# Task directions:
Locate all lines with the word "airport". Copy them.

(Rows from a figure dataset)

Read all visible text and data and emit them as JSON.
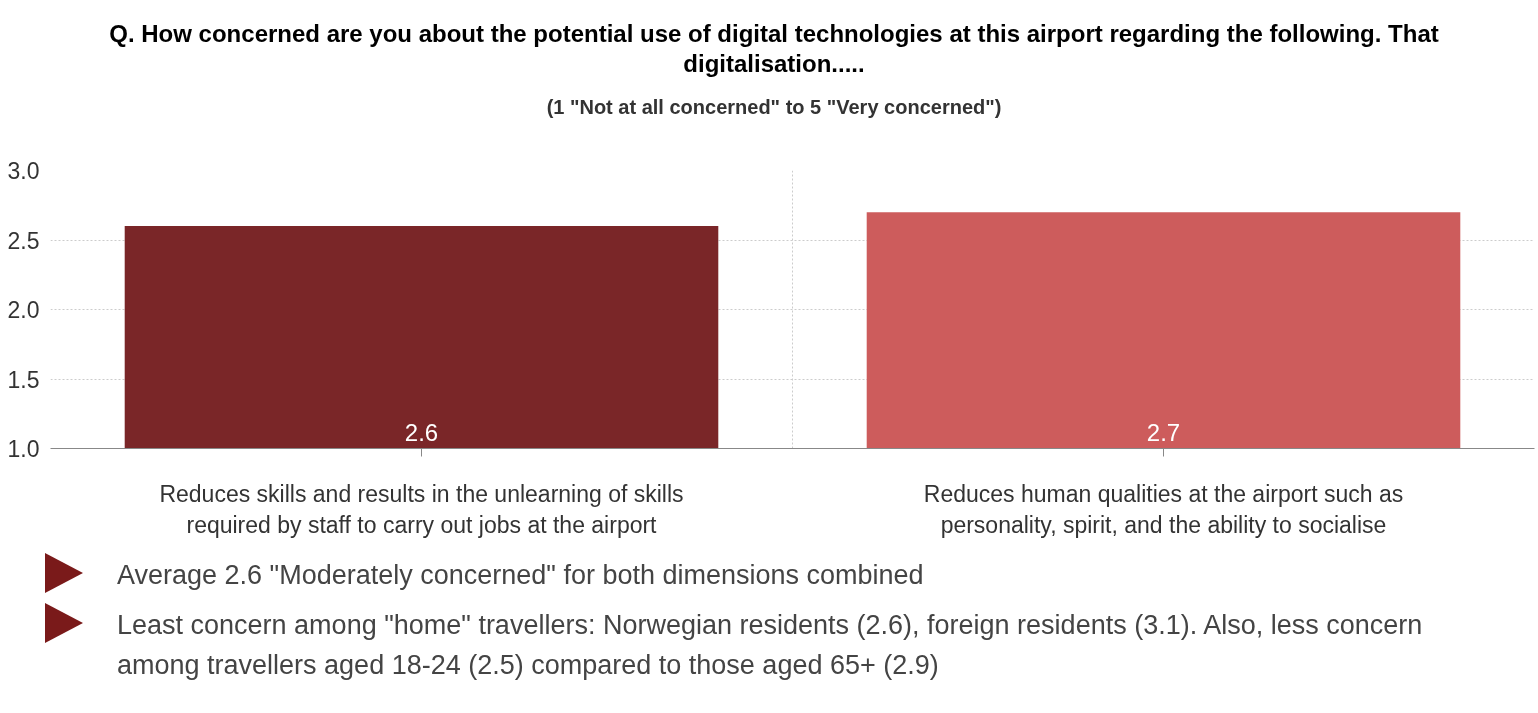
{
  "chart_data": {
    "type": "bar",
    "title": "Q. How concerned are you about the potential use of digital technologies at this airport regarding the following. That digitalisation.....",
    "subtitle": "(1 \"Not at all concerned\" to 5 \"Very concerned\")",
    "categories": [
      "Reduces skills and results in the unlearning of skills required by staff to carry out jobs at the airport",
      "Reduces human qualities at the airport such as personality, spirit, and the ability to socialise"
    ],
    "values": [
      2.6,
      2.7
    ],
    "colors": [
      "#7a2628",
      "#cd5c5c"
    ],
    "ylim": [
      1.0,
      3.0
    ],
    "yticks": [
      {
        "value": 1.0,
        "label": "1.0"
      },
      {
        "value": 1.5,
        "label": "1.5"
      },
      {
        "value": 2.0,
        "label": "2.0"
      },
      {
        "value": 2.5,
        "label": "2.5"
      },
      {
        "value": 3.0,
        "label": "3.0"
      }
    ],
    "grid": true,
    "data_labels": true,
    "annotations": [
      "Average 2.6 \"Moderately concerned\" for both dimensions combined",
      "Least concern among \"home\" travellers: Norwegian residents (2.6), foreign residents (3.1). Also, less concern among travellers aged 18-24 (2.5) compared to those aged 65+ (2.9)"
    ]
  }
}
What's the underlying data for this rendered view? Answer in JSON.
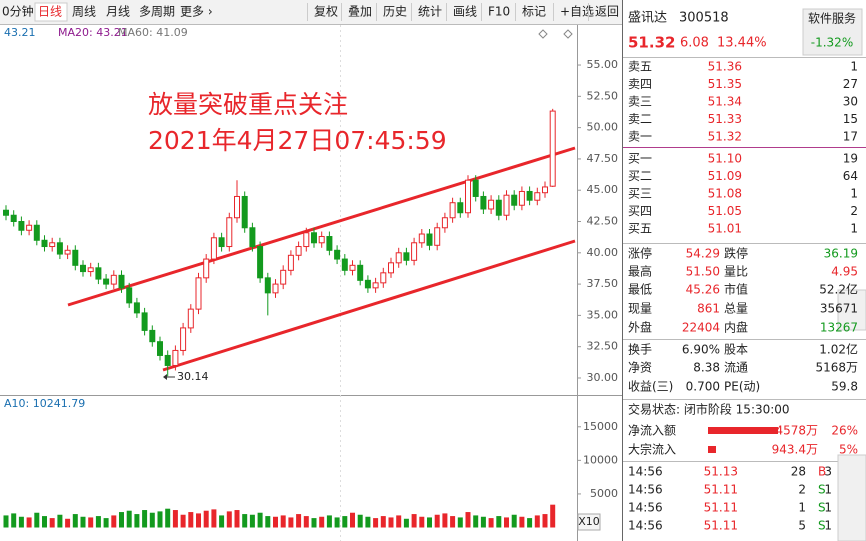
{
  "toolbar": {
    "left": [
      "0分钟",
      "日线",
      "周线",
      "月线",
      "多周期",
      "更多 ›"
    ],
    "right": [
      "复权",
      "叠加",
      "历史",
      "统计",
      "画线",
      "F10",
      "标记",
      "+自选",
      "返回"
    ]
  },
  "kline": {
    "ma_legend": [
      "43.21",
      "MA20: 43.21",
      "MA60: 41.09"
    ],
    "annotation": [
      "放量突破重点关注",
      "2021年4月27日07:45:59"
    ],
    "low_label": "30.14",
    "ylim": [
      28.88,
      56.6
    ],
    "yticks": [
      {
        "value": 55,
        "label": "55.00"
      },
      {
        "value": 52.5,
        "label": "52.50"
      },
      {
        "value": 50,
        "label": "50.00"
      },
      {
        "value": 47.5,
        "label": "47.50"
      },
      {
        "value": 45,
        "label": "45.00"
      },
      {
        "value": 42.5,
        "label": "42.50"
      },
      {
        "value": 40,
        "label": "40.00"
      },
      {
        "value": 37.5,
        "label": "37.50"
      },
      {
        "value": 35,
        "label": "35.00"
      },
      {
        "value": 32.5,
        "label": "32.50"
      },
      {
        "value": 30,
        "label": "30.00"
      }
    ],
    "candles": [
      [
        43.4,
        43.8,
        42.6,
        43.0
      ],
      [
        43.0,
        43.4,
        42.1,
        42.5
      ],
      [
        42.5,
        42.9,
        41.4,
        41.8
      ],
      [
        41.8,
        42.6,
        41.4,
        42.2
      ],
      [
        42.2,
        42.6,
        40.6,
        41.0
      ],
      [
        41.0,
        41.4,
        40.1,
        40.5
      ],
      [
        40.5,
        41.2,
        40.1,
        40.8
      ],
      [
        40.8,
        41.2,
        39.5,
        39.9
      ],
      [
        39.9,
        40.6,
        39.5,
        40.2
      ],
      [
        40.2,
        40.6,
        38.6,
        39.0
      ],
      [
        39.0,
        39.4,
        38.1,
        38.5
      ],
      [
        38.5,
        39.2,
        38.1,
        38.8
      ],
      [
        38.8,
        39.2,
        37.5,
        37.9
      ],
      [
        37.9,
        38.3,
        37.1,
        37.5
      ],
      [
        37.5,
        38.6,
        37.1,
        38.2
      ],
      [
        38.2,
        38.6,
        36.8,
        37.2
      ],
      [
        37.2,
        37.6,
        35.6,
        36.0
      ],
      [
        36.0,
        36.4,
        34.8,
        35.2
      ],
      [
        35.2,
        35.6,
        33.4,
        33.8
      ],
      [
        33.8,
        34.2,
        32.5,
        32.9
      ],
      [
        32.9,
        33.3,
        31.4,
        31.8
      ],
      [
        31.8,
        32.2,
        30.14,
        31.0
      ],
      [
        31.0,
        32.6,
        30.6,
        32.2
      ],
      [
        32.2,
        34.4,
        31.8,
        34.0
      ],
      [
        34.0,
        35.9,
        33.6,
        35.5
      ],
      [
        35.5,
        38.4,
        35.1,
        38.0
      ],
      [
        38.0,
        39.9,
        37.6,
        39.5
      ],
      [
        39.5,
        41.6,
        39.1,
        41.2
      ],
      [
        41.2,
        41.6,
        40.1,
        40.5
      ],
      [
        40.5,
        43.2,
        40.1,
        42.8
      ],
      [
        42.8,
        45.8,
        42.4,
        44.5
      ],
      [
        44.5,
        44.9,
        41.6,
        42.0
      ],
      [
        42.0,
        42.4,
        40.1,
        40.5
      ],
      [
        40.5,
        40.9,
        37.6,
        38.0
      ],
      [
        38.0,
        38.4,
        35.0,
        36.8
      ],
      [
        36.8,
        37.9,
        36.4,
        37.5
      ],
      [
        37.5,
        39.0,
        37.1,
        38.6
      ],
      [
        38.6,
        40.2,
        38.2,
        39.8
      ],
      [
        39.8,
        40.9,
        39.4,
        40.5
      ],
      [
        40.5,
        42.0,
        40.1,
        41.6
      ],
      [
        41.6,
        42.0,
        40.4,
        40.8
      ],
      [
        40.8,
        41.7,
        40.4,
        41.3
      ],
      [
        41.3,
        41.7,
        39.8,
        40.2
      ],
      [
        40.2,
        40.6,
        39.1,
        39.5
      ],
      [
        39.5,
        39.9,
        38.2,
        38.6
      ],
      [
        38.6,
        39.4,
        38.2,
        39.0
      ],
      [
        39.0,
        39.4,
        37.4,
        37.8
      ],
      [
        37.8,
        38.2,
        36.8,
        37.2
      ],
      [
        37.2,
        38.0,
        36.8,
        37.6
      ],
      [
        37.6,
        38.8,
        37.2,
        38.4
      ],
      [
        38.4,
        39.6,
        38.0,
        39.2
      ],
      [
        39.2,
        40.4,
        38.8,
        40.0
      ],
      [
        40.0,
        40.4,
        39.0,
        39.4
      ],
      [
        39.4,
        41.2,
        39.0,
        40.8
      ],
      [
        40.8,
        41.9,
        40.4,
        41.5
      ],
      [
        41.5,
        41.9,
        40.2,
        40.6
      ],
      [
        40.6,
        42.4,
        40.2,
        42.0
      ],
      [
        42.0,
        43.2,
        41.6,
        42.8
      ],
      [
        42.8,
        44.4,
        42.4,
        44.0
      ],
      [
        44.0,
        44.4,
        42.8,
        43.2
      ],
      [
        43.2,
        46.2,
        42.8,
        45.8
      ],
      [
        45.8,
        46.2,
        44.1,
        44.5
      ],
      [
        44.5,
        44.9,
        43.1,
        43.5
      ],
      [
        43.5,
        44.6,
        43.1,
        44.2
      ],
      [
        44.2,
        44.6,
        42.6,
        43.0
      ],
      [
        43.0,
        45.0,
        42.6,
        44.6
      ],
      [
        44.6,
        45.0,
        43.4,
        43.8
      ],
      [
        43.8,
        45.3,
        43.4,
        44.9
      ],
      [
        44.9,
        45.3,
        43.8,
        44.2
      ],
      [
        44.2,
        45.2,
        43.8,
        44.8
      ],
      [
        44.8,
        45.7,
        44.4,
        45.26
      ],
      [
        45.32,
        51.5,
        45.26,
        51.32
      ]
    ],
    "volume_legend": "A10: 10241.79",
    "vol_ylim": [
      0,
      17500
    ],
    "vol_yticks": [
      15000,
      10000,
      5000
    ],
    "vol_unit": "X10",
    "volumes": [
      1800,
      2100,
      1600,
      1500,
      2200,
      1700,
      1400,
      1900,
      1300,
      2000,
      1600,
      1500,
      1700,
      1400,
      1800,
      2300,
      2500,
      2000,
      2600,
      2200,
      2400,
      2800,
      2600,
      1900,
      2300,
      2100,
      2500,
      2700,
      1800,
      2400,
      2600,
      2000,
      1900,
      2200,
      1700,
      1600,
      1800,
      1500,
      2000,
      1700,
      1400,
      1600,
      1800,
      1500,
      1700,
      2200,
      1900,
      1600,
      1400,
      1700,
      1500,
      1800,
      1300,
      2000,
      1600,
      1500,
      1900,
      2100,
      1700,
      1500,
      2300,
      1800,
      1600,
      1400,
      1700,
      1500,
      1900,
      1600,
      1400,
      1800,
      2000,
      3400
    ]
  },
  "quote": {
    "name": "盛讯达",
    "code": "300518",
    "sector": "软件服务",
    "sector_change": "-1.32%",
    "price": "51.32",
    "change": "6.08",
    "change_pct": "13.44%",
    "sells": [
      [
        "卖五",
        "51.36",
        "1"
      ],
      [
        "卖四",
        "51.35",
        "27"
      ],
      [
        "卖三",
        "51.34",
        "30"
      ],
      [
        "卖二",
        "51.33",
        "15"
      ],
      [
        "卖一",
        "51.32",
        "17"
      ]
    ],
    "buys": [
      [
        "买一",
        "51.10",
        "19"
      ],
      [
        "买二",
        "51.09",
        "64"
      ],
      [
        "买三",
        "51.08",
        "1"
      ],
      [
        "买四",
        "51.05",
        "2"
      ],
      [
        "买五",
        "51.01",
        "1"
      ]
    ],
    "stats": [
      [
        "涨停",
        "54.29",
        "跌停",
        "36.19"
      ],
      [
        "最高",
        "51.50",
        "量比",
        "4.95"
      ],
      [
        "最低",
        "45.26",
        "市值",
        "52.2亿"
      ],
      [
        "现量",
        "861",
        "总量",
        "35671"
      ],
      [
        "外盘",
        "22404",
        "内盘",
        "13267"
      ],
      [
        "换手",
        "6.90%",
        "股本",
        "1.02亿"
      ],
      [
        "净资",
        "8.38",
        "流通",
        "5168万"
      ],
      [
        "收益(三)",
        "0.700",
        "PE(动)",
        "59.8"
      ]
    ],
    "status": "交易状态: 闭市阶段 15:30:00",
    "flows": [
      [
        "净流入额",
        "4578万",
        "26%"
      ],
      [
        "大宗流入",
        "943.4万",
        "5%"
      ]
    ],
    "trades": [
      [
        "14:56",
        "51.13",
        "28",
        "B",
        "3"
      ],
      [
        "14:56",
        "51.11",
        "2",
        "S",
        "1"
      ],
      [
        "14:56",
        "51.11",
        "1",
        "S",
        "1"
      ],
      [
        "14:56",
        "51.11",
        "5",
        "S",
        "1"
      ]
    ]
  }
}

# Solution:
    "title": "Q. How concerned are you about the potential use of digital technologies at this airport regarding the following. That digitalisation.....",
      "Reduces skills and results in the unlearning of skills required by staff to carry out jobs at the airport",
      "Reduces human qualities at the airport such as personality, spirit, and the ability to socialise"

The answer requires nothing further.